[Figure dataset records]
★ ★ ★

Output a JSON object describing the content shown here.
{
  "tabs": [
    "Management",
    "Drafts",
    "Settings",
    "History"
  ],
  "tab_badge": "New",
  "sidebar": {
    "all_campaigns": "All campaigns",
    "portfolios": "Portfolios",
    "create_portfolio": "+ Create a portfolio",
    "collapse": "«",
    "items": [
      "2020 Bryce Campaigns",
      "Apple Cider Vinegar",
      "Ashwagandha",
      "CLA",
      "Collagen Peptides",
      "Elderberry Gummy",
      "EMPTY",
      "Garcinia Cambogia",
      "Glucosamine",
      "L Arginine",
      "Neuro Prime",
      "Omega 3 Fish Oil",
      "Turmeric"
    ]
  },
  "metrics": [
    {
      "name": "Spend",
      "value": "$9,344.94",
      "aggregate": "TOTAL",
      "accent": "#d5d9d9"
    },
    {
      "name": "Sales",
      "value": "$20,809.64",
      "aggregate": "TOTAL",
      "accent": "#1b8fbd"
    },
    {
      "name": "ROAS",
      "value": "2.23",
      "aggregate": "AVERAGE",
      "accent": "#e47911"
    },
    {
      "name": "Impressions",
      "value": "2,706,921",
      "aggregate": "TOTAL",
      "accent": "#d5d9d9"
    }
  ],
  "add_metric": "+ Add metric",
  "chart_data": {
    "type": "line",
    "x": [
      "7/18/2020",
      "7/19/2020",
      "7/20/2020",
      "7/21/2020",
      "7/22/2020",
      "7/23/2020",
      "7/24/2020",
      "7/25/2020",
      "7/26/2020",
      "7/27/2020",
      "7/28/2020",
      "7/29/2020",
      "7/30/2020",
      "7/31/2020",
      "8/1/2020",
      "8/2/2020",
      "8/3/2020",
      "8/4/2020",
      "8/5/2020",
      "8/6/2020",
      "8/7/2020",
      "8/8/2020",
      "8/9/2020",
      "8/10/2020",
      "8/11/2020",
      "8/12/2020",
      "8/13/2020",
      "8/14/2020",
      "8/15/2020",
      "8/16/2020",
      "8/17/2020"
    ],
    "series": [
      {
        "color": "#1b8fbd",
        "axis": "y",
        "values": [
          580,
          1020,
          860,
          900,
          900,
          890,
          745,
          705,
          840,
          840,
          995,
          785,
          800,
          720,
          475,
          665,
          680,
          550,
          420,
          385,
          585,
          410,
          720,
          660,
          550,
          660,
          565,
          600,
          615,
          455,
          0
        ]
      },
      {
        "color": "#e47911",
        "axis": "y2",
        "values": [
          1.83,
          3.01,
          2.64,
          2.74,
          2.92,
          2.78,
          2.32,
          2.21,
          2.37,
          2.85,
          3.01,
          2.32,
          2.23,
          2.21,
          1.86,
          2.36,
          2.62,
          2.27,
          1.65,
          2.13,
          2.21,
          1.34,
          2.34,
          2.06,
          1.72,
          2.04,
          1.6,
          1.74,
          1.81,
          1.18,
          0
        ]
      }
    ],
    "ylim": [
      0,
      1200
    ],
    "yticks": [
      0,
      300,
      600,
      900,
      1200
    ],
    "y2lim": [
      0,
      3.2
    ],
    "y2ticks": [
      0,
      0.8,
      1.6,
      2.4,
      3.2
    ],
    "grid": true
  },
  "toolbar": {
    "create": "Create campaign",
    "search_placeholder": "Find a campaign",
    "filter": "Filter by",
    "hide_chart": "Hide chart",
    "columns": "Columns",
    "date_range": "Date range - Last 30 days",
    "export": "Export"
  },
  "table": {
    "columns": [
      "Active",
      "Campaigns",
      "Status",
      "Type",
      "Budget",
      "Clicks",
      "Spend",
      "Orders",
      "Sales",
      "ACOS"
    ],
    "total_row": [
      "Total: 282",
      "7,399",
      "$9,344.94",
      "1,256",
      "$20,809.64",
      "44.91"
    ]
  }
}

★ ★ ★

WHAT THIS TASK INVOLVES: Which lines above contain the word "Create"? Copy each of them.

RESULT FOR THIS TASK:
    "create_portfolio": "+ Create a portfolio",
    "create": "Create campaign",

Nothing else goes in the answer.